## Sezione del documento
....
Pane non lo abbiamo mai visto. Si andava magari sui mulini a trovare un po' di farina e si mangiava così soprattutto la polenta. Solo la polenta e mio nonno diceva: «Non state girarla troppo, altrimenti fa tutte le croste e non ci resta più polenta, poi».
Quando si andava nei mulini, mi ricordo che andavo io e mio nonno con la carriola. Magari ci davano un pezzo di pinza, ogni tanto, e eravamo contenti e la portavamo a casa. Era fatta con la farina di polenta impastata con della zucca e batarìe. Perché anche loro ... dove andavano a bottega, che non c'era niente? Né da vestire né niente. I negozi erano vuoti. Tutto vuoto. Anche a Udine, tutto vuoto.
A Orzano c'erano dei soldati tedeschi... 
La nostra famiglia era sistemata nella canonica, davanti alla quale c'era una famiglia di contadini in cui erano alloggiati dei soldati e mi ricordo che una volta un soldato mi ha fatto avere una stecca di cioccolata - tramite un'altra persona - e io l'ho rimandata indietro perché avevo paura che poi venisse a trovarmi. Poi mi sono tanto pentita ... era un militare tedesco.
Finita la guerra, io da Orzano andavo a Udine a piedi, da sola, in un negozio a prendermi qualcosa, qualche scampolo per farmi un vestito, qualcosa. Andavo a piedi, questi dieci chilometri da Orzano a Udine, da sola ... quando vedo che mi sorpassa un ragazzo in bicicletta abitante in una casa di Orzano dove io andavo a prendermi il latte. Mi passa davanti ed era un sergente militare che era ritornato in licenza. Mi passa davanti e poi si ferma e abbiamo fatto un bel po' di strada insieme, a piedi. Poi quando io sono tornata a Rustigné ha continuato a scrivermi tanti espressi ed è venuto due volte a trovarmi (el l'é venuo do volte a trovarme). Ma io avevo ormai un altro moroso ... ma non era quello con cui poi mi sono sposata. Avevo tanti morosi. ["A iera bea me mama", interviene la figlia]
Siamo partiti da Rustigné in autunno e siamo tornati dopo aver fatto due inverni (1917-18 e 1918-19) a Orzano. Nella primavera del 1919 siamo tornati a casa, in questa casa di cui erano rimasto solo i muri. Infatti era stata bombardata, essendo a 6-7 km dal Piave. Anche tutte le altre case del paese erano rovinate. Tutto il paese era rovinato.
....
[Righe estratte]
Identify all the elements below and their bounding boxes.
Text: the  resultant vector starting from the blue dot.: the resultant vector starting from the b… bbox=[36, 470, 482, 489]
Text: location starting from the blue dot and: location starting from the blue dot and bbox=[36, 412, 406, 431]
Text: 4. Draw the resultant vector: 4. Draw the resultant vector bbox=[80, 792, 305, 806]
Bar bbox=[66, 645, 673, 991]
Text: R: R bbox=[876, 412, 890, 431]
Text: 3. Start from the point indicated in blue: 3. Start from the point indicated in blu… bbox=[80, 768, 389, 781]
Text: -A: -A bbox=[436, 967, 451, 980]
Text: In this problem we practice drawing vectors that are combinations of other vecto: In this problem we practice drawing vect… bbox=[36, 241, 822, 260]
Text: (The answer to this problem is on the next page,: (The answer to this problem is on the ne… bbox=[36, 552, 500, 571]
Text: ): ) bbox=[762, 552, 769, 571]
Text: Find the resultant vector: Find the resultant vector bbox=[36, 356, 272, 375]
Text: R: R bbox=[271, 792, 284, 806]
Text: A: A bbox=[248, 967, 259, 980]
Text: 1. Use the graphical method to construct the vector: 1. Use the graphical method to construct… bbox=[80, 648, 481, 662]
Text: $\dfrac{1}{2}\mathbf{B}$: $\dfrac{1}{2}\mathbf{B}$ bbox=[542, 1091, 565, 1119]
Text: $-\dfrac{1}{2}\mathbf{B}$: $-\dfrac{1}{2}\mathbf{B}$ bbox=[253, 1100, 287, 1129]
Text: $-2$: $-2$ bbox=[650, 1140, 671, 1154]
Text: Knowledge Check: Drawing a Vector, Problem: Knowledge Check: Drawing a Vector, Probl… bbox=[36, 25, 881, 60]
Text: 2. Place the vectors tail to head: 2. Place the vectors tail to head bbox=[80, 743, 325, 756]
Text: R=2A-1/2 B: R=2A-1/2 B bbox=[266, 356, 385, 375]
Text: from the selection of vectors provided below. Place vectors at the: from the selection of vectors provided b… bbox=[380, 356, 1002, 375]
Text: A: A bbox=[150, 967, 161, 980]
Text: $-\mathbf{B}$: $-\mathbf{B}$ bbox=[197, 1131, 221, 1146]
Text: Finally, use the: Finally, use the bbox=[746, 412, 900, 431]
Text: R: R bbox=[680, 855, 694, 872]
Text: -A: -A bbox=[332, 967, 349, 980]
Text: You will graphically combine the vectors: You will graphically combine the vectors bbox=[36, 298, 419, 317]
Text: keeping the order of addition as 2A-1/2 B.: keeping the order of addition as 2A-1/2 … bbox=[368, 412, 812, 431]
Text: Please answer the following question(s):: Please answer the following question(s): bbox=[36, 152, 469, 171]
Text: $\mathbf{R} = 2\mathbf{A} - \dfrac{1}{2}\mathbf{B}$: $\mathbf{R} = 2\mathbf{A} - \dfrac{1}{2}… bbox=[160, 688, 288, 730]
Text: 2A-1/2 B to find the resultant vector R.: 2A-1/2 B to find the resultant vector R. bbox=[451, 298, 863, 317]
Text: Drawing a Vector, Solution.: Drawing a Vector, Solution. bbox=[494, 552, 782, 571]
....
## Esercizio A
Secondo la sezione del documento, quanti chilometri percorreva a piedi la narratrice per andare da Orzano a Udine?
## Esercizio B
Riscrivi le righe estratte partendo dalla prima e arrivando a quella che contiene "Text: Knowledge Check: Drawing", entrambe incluse, cambiando "blue dot" in "red dot" e lasciando invariato tutto il resto. Riporta soltanto queste righe.

## Risultato atteso A
Dieci chilometri.

## Risultato atteso B
Identify all the elements below and their bounding boxes.
Text: the  resultant vector starting from the red dot.: the resultant vector starting from the b… bbox=[36, 470, 482, 489]
Text: location starting from the red dot and: location starting from the red dot and bbox=[36, 412, 406, 431]
Text: 4. Draw the resultant vector: 4. Draw the resultant vector bbox=[80, 792, 305, 806]
Bar bbox=[66, 645, 673, 991]
Text: R: R bbox=[876, 412, 890, 431]
Text: 3. Start from the point indicated in blue: 3. Start from the point indicated in blu… bbox=[80, 768, 389, 781]
Text: -A: -A bbox=[436, 967, 451, 980]
Text: In this problem we practice drawing vectors that are combinations of other vecto: In this problem we practice drawing vect… bbox=[36, 241, 822, 260]
Text: (The answer to this problem is on the next page,: (The answer to this problem is on the ne… bbox=[36, 552, 500, 571]
Text: ): ) bbox=[762, 552, 769, 571]
Text: Find the resultant vector: Find the resultant vector bbox=[36, 356, 272, 375]
Text: R: R bbox=[271, 792, 284, 806]
Text: A: A bbox=[248, 967, 259, 980]
Text: 1. Use the graphical method to construct the vector: 1. Use the graphical method to construct… bbox=[80, 648, 481, 662]
Text: $\dfrac{1}{2}\mathbf{B}$: $\dfrac{1}{2}\mathbf{B}$ bbox=[542, 1091, 565, 1119]
Text: $-\dfrac{1}{2}\mathbf{B}$: $-\dfrac{1}{2}\mathbf{B}$ bbox=[253, 1100, 287, 1129]
Text: $-2$: $-2$ bbox=[650, 1140, 671, 1154]
Text: Knowledge Check: Drawing a Vector, Problem: Knowledge Check: Drawing a Vector, Probl… bbox=[36, 25, 881, 60]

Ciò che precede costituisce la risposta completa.